Work to do
Each line that contains the word "structure" counts once; give the total for the records below and nothing else.

┌──

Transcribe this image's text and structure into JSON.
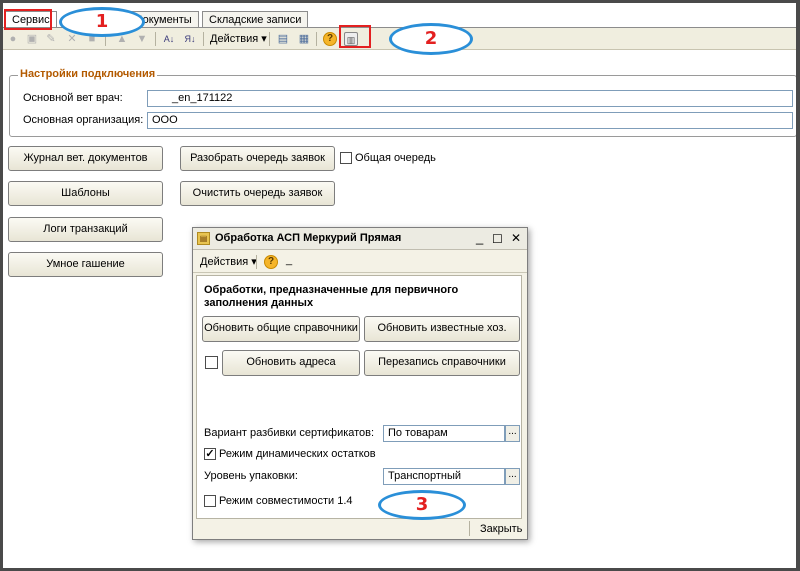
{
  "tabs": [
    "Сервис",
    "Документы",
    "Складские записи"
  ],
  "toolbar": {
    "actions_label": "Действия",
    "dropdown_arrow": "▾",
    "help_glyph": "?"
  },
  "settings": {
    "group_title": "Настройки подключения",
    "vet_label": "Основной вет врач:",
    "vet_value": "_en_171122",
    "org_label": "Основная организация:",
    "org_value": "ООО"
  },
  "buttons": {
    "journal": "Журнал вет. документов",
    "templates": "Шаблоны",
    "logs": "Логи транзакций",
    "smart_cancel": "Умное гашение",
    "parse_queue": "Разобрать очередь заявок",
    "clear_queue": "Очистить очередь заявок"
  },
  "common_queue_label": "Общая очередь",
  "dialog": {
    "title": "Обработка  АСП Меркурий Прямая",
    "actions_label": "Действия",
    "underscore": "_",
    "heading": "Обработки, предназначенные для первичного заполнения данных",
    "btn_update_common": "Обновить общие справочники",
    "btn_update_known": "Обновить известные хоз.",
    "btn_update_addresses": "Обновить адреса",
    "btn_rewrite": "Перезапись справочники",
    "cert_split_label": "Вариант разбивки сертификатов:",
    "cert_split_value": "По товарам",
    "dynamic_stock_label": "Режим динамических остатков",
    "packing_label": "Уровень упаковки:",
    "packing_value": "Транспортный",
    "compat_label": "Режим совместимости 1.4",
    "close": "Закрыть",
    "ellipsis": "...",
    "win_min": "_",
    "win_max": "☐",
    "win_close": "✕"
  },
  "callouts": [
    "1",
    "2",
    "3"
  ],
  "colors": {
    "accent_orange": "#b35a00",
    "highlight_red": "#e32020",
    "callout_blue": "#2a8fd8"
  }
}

└──
┌──

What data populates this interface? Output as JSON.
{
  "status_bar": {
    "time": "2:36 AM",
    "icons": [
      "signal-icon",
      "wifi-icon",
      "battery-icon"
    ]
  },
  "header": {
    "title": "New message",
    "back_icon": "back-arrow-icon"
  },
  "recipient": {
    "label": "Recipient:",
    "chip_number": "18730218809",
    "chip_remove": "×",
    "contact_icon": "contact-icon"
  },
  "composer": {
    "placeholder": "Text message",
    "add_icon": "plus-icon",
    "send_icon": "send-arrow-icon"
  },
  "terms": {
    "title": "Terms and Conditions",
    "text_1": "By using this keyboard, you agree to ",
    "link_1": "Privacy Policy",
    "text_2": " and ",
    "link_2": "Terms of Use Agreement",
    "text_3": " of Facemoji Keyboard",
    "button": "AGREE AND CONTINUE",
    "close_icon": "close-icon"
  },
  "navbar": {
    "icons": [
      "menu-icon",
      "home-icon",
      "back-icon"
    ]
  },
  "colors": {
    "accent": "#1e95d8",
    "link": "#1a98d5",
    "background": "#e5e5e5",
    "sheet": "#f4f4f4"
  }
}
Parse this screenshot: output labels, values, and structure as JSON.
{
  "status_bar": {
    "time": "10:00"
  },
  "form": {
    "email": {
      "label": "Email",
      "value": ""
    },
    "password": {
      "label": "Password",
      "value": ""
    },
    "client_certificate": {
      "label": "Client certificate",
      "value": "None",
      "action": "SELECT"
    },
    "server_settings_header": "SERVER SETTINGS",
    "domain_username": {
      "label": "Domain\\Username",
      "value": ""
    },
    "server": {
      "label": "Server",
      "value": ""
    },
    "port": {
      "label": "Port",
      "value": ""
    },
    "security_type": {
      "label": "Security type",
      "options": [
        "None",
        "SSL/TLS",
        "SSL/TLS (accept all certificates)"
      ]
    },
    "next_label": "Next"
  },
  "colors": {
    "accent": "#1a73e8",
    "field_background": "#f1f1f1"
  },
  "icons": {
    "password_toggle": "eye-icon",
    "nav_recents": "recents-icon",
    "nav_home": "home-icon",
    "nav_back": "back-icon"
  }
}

└──

Final result
2